## What this task involves
Return all of the data exactly as given.

## Information given
################

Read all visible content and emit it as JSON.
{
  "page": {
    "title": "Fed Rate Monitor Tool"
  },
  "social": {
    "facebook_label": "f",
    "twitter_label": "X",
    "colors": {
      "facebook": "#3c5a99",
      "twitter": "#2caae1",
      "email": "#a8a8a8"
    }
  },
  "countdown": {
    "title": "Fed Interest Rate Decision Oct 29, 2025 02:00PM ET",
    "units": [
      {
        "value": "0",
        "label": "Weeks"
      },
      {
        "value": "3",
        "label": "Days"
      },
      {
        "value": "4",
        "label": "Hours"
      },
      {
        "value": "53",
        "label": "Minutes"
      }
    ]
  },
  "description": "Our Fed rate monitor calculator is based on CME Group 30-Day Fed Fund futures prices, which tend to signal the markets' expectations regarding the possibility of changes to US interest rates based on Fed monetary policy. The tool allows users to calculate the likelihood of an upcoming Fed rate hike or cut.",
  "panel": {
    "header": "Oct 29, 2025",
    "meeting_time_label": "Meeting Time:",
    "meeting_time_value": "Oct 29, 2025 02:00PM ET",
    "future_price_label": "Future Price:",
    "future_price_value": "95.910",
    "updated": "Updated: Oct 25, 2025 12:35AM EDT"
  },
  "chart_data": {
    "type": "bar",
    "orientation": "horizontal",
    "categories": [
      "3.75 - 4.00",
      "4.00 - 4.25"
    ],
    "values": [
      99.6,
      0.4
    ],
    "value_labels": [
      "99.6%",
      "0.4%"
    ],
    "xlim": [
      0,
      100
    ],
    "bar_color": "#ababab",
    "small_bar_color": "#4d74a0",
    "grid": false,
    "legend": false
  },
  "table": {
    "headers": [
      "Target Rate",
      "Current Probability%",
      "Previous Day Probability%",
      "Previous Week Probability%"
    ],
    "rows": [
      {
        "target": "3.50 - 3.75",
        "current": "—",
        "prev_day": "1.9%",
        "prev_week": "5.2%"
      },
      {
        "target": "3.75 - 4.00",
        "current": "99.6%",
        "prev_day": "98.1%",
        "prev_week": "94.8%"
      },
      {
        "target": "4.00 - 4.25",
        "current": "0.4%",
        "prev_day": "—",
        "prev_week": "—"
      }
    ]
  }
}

################

## Output for this task
Read all visible content and emit it as JSON.
{
  "page": {
    "title": "Fed Rate Monitor Tool"
  },
  "social": {
    "facebook_label": "f",
    "twitter_label": "X",
    "colors": {
      "facebook": "#3c5a99",
      "twitter": "#2caae1",
      "email": "#a8a8a8"
    }
  },
  "countdown": {
    "title": "Fed Interest Rate Decision Oct 29, 2025 02:00PM ET",
    "units": [
      {
        "value": "0",
        "label": "Weeks"
      },
      {
        "value": "3",
        "label": "Days"
      },
      {
        "value": "4",
        "label": "Hours"
      },
      {
        "value": "53",
        "label": "Minutes"
      }
    ]
  },
  "description": "Our Fed rate monitor calculator is based on CME Group 30-Day Fed Fund futures prices, which tend to signal the markets' expectations regarding the possibility of changes to US interest rates based on Fed monetary policy. The tool allows users to calculate the likelihood of an upcoming Fed rate hike or cut.",
  "panel": {
    "header": "Oct 29, 2025",
    "meeting_time_label": "Meeting Time:",
    "meeting_time_value": "Oct 29, 2025 02:00PM ET",
    "future_price_label": "Future Price:",
    "future_price_value": "95.910",
    "updated": "Updated: Oct 25, 2025 12:35AM EDT"
  },
  "chart_data": {
    "type": "bar",
    "orientation": "horizontal",
    "categories": [
      "3.75 - 4.00",
      "4.00 - 4.25"
    ],
    "values": [
      99.6,
      0.4
    ],
    "value_labels": [
      "99.6%",
      "0.4%"
    ],
    "xlim": [
      0,
      100
    ],
    "bar_color": "#ababab",
    "small_bar_color": "#4d74a0",
    "grid": false,
    "legend": false
  },
  "table": {
    "headers": [
      "Target Rate",
      "Current Probability%",
      "Previous Day Probability%",
      "Previous Week Probability%"
    ],
    "rows": [
      {
        "target": "3.50 - 3.75",
        "current": "—",
        "prev_day": "1.9%",
        "prev_week": "5.2%"
      },
      {
        "target": "3.75 - 4.00",
        "current": "99.6%",
        "prev_day": "98.1%",
        "prev_week": "94.8%"
      },
      {
        "target": "4.00 - 4.25",
        "current": "0.4%",
        "prev_day": "—",
        "prev_week": "—"
      }
    ]
  }
}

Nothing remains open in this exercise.